## AIM:
Restate each line word for word. Leave out every picture.

---------- DATA SHOWN ----------

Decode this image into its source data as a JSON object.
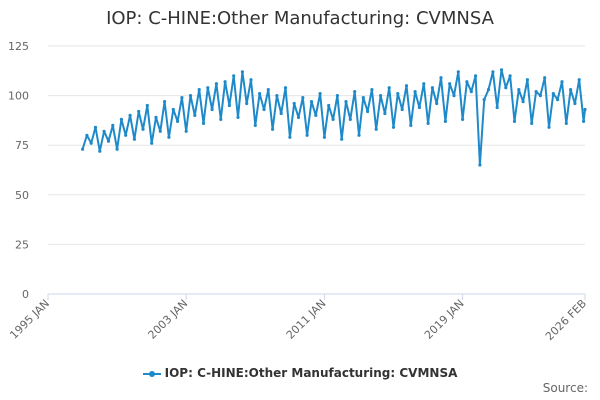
{
  "chart_data": {
    "type": "line",
    "title": "IOP: C-HINE:Other Manufacturing: CVMNSA",
    "xlabel": "",
    "ylabel": "",
    "ylim": [
      0,
      125
    ],
    "yticks": [
      "0",
      "25",
      "50",
      "75",
      "100",
      "125"
    ],
    "xticks": [
      "1995 JAN",
      "2003 JAN",
      "2011 JAN",
      "2019 JAN",
      "2026 FEB"
    ],
    "grid": true,
    "legend_position": "bottom",
    "color": "#1f8ac9",
    "series": [
      {
        "name": "IOP: C-HINE:Other Manufacturing: CVMNSA",
        "x": [
          "1997-01",
          "1997-04",
          "1997-07",
          "1997-10",
          "1998-01",
          "1998-04",
          "1998-07",
          "1998-10",
          "1999-01",
          "1999-04",
          "1999-07",
          "1999-10",
          "2000-01",
          "2000-04",
          "2000-07",
          "2000-10",
          "2001-01",
          "2001-04",
          "2001-07",
          "2001-10",
          "2002-01",
          "2002-04",
          "2002-07",
          "2002-10",
          "2003-01",
          "2003-04",
          "2003-07",
          "2003-10",
          "2004-01",
          "2004-04",
          "2004-07",
          "2004-10",
          "2005-01",
          "2005-04",
          "2005-07",
          "2005-10",
          "2006-01",
          "2006-04",
          "2006-07",
          "2006-10",
          "2007-01",
          "2007-04",
          "2007-07",
          "2007-10",
          "2008-01",
          "2008-04",
          "2008-07",
          "2008-10",
          "2009-01",
          "2009-04",
          "2009-07",
          "2009-10",
          "2010-01",
          "2010-04",
          "2010-07",
          "2010-10",
          "2011-01",
          "2011-04",
          "2011-07",
          "2011-10",
          "2012-01",
          "2012-04",
          "2012-07",
          "2012-10",
          "2013-01",
          "2013-04",
          "2013-07",
          "2013-10",
          "2014-01",
          "2014-04",
          "2014-07",
          "2014-10",
          "2015-01",
          "2015-04",
          "2015-07",
          "2015-10",
          "2016-01",
          "2016-04",
          "2016-07",
          "2016-10",
          "2017-01",
          "2017-04",
          "2017-07",
          "2017-10",
          "2018-01",
          "2018-04",
          "2018-07",
          "2018-10",
          "2019-01",
          "2019-04",
          "2019-07",
          "2019-10",
          "2020-01",
          "2020-04",
          "2020-07",
          "2020-10",
          "2021-01",
          "2021-04",
          "2021-07",
          "2021-10",
          "2022-01",
          "2022-04",
          "2022-07",
          "2022-10",
          "2023-01",
          "2023-04",
          "2023-07",
          "2023-10",
          "2024-01",
          "2024-04",
          "2024-07",
          "2024-10",
          "2025-01",
          "2025-04",
          "2025-07",
          "2025-10",
          "2026-01",
          "2026-02"
        ],
        "values": [
          73,
          80,
          76,
          84,
          72,
          82,
          77,
          85,
          73,
          88,
          80,
          90,
          78,
          92,
          83,
          95,
          76,
          89,
          82,
          97,
          79,
          93,
          87,
          99,
          82,
          100,
          90,
          103,
          86,
          104,
          93,
          106,
          88,
          107,
          95,
          110,
          89,
          112,
          96,
          108,
          85,
          101,
          93,
          103,
          83,
          100,
          91,
          104,
          79,
          96,
          89,
          99,
          80,
          97,
          90,
          101,
          79,
          95,
          88,
          100,
          78,
          97,
          88,
          102,
          80,
          99,
          92,
          103,
          83,
          100,
          91,
          104,
          84,
          101,
          93,
          105,
          85,
          102,
          94,
          106,
          86,
          104,
          96,
          109,
          87,
          106,
          100,
          112,
          88,
          107,
          102,
          110,
          65,
          98,
          103,
          112,
          94,
          113,
          104,
          110,
          87,
          103,
          97,
          108,
          86,
          102,
          100,
          109,
          84,
          101,
          98,
          107,
          86,
          103,
          96,
          108,
          87,
          93
        ]
      }
    ],
    "credit": "Source:"
  }
}
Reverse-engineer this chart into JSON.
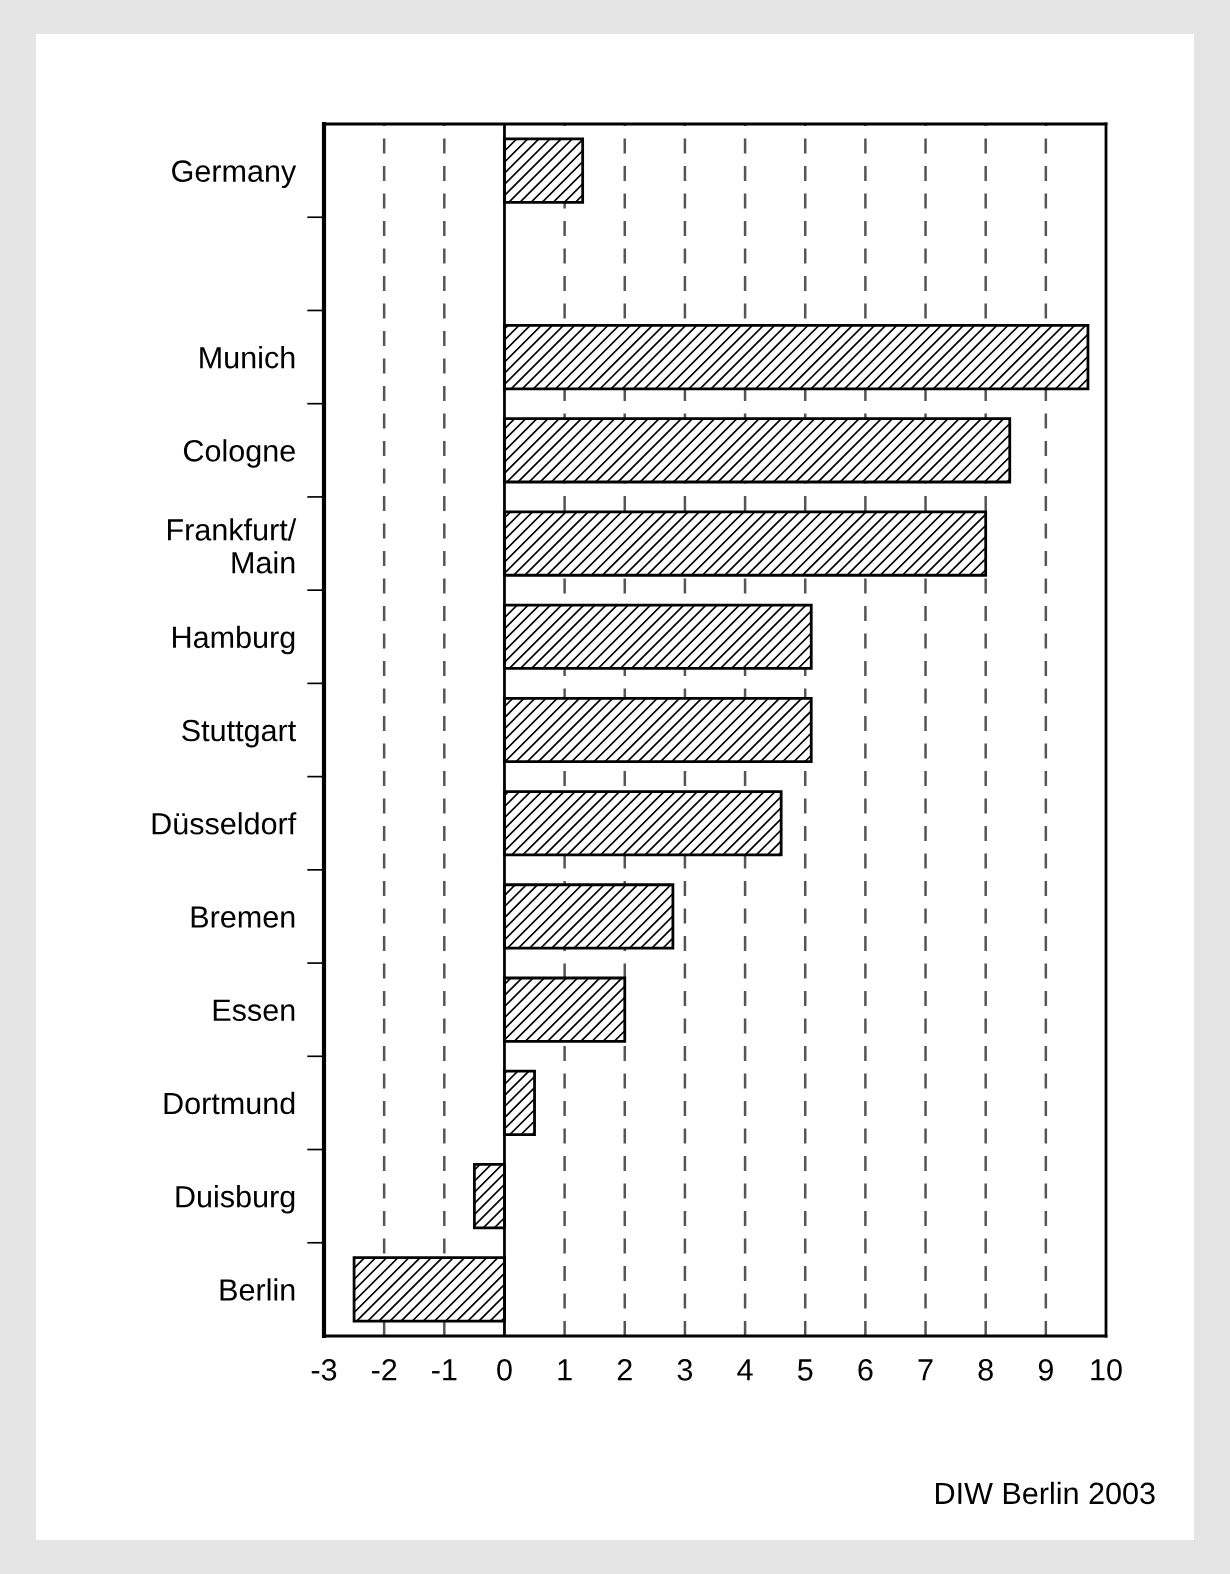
{
  "chart_data": {
    "type": "bar",
    "orientation": "horizontal",
    "categories": [
      "Germany",
      null,
      "Munich",
      "Cologne",
      "Frankfurt/\nMain",
      "Hamburg",
      "Stuttgart",
      "Düsseldorf",
      "Bremen",
      "Essen",
      "Dortmund",
      "Duisburg",
      "Berlin"
    ],
    "values": [
      1.3,
      null,
      9.7,
      8.4,
      8.0,
      5.1,
      5.1,
      4.6,
      2.8,
      2.0,
      0.5,
      -0.5,
      -2.5
    ],
    "color": "#000000",
    "xlim": [
      -3,
      10
    ],
    "xticks": [
      -3,
      -2,
      -1,
      0,
      1,
      2,
      3,
      4,
      5,
      6,
      7,
      8,
      9,
      10
    ],
    "grid": "x",
    "line_style": "dashed",
    "legend": false,
    "annotations": [
      "DIW Berlin 2003"
    ]
  }
}
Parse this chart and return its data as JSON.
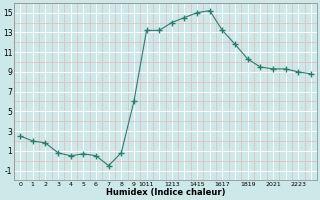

----------

## TASK RESULT:
Decode this image into its source data as a JSON object.
{
  "chart_data": {
    "type": "line",
    "title": "IOP: C-HINE:Other Manufacturing: CVMNSA",
    "xlabel": "",
    "ylabel": "",
    "ylim": [
      0,
      125
    ],
    "yticks": [
      "0",
      "25",
      "50",
      "75",
      "100",
      "125"
    ],
    "xticks": [
      "1995 JAN",
      "2003 JAN",
      "2011 JAN",
      "2019 JAN",
      "2026 FEB"
    ],
    "grid": true,
    "legend_position": "bottom",
    "color": "#1f8ac9",
    "series": [
      {
        "name": "IOP: C-HINE:Other Manufacturing: CVMNSA",
        "x": [
          "1997-01",
          "1997-04",
          "1997-07",
          "1997-10",
          "1998-01",
          "1998-04",
          "1998-07",
          "1998-10",
          "1999-01",
          "1999-04",
          "1999-07",
          "1999-10",
          "2000-01",
          "2000-04",
          "2000-07",
          "2000-10",
          "2001-01",
          "2001-04",
          "2001-07",
          "2001-10",
          "2002-01",
          "2002-04",
          "2002-07",
          "2002-10",
          "2003-01",
          "2003-04",
          "2003-07",
          "2003-10",
          "2004-01",
          "2004-04",
          "2004-07",
          "2004-10",
          "2005-01",
          "2005-04",
          "2005-07",
          "2005-10",
          "2006-01",
          "2006-04",
          "2006-07",
          "2006-10",
          "2007-01",
          "2007-04",
          "2007-07",
          "2007-10",
          "2008-01",
          "2008-04",
          "2008-07",
          "2008-10",
          "2009-01",
          "2009-04",
          "2009-07",
          "2009-10",
          "2010-01",
          "2010-04",
          "2010-07",
          "2010-10",
          "2011-01",
          "2011-04",
          "2011-07",
          "2011-10",
          "2012-01",
          "2012-04",
          "2012-07",
          "2012-10",
          "2013-01",
          "2013-04",
          "2013-07",
          "2013-10",
          "2014-01",
          "2014-04",
          "2014-07",
          "2014-10",
          "2015-01",
          "2015-04",
          "2015-07",
          "2015-10",
          "2016-01",
          "2016-04",
          "2016-07",
          "2016-10",
          "2017-01",
          "2017-04",
          "2017-07",
          "2017-10",
          "2018-01",
          "2018-04",
          "2018-07",
          "2018-10",
          "2019-01",
          "2019-04",
          "2019-07",
          "2019-10",
          "2020-01",
          "2020-04",
          "2020-07",
          "2020-10",
          "2021-01",
          "2021-04",
          "2021-07",
          "2021-10",
          "2022-01",
          "2022-04",
          "2022-07",
          "2022-10",
          "2023-01",
          "2023-04",
          "2023-07",
          "2023-10",
          "2024-01",
          "2024-04",
          "2024-07",
          "2024-10",
          "2025-01",
          "2025-04",
          "2025-07",
          "2025-10",
          "2026-01",
          "2026-02"
        ],
        "values": [
          73,
          80,
          76,
          84,
          72,
          82,
          77,
          85,
          73,
          88,
          80,
          90,
          78,
          92,
          83,
          95,
          76,
          89,
          82,
          97,
          79,
          93,
          87,
          99,
          82,
          100,
          90,
          103,
          86,
          104,
          93,
          106,
          88,
          107,
          95,
          110,
          89,
          112,
          96,
          108,
          85,
          101,
          93,
          103,
          83,
          100,
          91,
          104,
          79,
          96,
          89,
          99,
          80,
          97,
          90,
          101,
          79,
          95,
          88,
          100,
          78,
          97,
          88,
          102,
          80,
          99,
          92,
          103,
          83,
          100,
          91,
          104,
          84,
          101,
          93,
          105,
          85,
          102,
          94,
          106,
          86,
          104,
          96,
          109,
          87,
          106,
          100,
          112,
          88,
          107,
          102,
          110,
          65,
          98,
          103,
          112,
          94,
          113,
          104,
          110,
          87,
          103,
          97,
          108,
          86,
          102,
          100,
          109,
          84,
          101,
          98,
          107,
          86,
          103,
          96,
          108,
          87,
          93
        ]
      }
    ],
    "credit": "Source:"
  }
}
Reverse-engineer this chart into JSON.
{
  "chart_data": {
    "type": "bar",
    "orientation": "horizontal",
    "categories": [
      "Germany",
      null,
      "Munich",
      "Cologne",
      "Frankfurt/\nMain",
      "Hamburg",
      "Stuttgart",
      "Düsseldorf",
      "Bremen",
      "Essen",
      "Dortmund",
      "Duisburg",
      "Berlin"
    ],
    "values": [
      1.3,
      null,
      9.7,
      8.4,
      8.0,
      5.1,
      5.1,
      4.6,
      2.8,
      2.0,
      0.5,
      -0.5,
      -2.5
    ],
    "color": "#000000",
    "xlim": [
      -3,
      10
    ],
    "xticks": [
      -3,
      -2,
      -1,
      0,
      1,
      2,
      3,
      4,
      5,
      6,
      7,
      8,
      9,
      10
    ],
    "grid": "x",
    "line_style": "dashed",
    "legend": false,
    "annotations": [
      "DIW Berlin 2003"
    ]
  }
}
Parse this chart and return its data as JSON.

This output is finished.